### EXCERTO DO TEXTO

Cardiologistas de Portugal e da Venezuela afinam cooperação científica bilateral

Cooperação entre ambas as sociedades dura há cerca de seis anos
6 de julho de 2013 - 09h38



A Sociedade Portuguesa de Cardiologia (SPC) e a Sociedade Venezuelana de Cardiologia (SVC) estão a "afinar ideias" para fortalecer a cooperação científica bilateral, que passa pelo intensificar das ações conjuntas, disse à agência Lusa fonte da SPC.



"Nesta altura, as relações estão mais estreitas e não estão exclusivamente baseadas na língua portuguesa, agora relacionamo-nos não só com o grupo dos portugueses da Sociedade Venezuelana de Cardiologia, mas também com a SVC globalmente, e ainda hoje tivemos uma reunião de trabalho onde estabelecemos já várias ideias para aumentar a nossa colaboração", disse o presidente da SPC.

######

## LISTA DE TAREFAS
**1)** Copie da notícia sobre a cooperação entre cardiologistas, sem qualquer alteração, o trecho que vai de "Cardiologistas de Portugal" a "presidente da SPC.".
**2)** Segundo a notícia sobre a cooperação entre cardiologistas, há quanto tempo dura a cooperação entre as duas sociedades?

### DADOS FORNECIDOS

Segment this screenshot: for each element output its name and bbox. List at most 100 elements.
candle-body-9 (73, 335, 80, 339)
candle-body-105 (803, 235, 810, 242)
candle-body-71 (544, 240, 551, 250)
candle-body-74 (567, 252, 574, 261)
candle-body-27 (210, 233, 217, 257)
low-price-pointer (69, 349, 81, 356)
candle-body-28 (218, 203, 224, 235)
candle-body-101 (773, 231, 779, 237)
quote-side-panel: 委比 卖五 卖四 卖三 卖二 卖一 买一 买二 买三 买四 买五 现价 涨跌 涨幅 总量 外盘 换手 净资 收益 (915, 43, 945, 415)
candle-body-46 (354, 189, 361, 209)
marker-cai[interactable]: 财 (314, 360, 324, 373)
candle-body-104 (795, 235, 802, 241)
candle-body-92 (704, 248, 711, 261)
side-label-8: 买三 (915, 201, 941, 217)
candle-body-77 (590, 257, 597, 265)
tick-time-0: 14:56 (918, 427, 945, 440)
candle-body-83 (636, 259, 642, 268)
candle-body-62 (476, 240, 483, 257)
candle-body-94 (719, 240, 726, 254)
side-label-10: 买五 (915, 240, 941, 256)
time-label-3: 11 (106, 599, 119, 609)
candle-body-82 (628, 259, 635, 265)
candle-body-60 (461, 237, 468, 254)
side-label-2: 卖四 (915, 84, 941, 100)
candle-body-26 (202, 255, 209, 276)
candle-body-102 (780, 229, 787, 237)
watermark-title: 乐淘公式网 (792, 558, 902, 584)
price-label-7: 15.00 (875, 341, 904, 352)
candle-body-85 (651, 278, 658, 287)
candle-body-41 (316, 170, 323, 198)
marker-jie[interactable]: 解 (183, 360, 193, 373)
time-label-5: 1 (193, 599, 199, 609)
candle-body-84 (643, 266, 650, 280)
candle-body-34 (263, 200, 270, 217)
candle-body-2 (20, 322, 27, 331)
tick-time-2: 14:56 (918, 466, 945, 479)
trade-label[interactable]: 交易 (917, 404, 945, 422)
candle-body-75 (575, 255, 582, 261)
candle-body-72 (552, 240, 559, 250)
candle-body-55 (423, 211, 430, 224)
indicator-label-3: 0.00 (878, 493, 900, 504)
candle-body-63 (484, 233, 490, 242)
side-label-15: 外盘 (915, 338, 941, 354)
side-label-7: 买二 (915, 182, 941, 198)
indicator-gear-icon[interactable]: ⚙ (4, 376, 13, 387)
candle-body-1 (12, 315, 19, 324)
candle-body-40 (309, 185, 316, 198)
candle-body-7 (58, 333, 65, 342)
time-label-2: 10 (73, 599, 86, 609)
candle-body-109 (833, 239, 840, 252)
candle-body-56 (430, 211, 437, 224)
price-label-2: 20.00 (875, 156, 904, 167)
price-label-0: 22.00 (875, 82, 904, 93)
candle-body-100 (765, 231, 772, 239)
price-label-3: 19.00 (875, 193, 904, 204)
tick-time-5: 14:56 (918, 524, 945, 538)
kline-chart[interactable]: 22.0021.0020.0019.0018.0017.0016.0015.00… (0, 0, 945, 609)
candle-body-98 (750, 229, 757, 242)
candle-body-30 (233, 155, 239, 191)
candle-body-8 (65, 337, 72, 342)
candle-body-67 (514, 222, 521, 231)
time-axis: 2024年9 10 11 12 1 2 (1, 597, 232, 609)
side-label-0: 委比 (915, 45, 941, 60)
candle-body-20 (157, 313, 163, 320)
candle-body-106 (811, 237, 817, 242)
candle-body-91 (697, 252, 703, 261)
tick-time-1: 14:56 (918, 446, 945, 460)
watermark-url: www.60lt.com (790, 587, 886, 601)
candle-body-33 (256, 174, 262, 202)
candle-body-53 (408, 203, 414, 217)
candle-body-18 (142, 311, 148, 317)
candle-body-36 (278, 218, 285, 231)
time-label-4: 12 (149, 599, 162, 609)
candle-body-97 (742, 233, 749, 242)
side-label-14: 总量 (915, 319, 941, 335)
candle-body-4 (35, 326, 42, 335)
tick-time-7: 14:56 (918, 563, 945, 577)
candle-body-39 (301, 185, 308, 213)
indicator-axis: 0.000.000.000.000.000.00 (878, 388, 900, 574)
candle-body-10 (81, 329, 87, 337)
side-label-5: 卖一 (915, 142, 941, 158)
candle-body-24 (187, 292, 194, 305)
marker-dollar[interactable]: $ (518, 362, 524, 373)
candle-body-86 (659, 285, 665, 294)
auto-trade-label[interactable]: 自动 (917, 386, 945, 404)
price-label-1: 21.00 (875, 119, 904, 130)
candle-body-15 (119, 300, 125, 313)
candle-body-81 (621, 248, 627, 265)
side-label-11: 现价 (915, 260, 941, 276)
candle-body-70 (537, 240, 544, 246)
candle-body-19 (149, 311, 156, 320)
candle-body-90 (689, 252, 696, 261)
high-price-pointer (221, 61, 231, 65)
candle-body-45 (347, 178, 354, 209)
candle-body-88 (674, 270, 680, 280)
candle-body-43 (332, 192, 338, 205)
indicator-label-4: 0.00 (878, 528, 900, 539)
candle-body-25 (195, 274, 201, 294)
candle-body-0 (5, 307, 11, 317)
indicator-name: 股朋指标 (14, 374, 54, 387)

######

## SOLUÇÕES
**1)**
Cardiologistas de Portugal e da Venezuela afinam cooperação científica bilateral

Cooperação entre ambas as sociedades dura há cerca de seis anos
6 de julho de 2013 - 09h38



A Sociedade Portuguesa de Cardiologia (SPC) e a Sociedade Venezuelana de Cardiologia (SVC) estão a "afinar ideias" para fortalecer a cooperação científica bilateral, que passa pelo intensificar das ações conjuntas, disse à agência Lusa fonte da SPC.



"Nesta altura, as relações estão mais estreitas e não estão exclusivamente baseadas na língua portuguesa, agora relacionamo-nos não só com o grupo dos portugueses da Sociedade Venezuelana de Cardiologia, mas também com a SVC globalmente, e ainda hoje tivemos uma reunião de trabalho onde estabelecemos já várias ideias para aumentar a nossa colaboração", disse o presidente da SPC.

**2)** Há cerca de seis anos.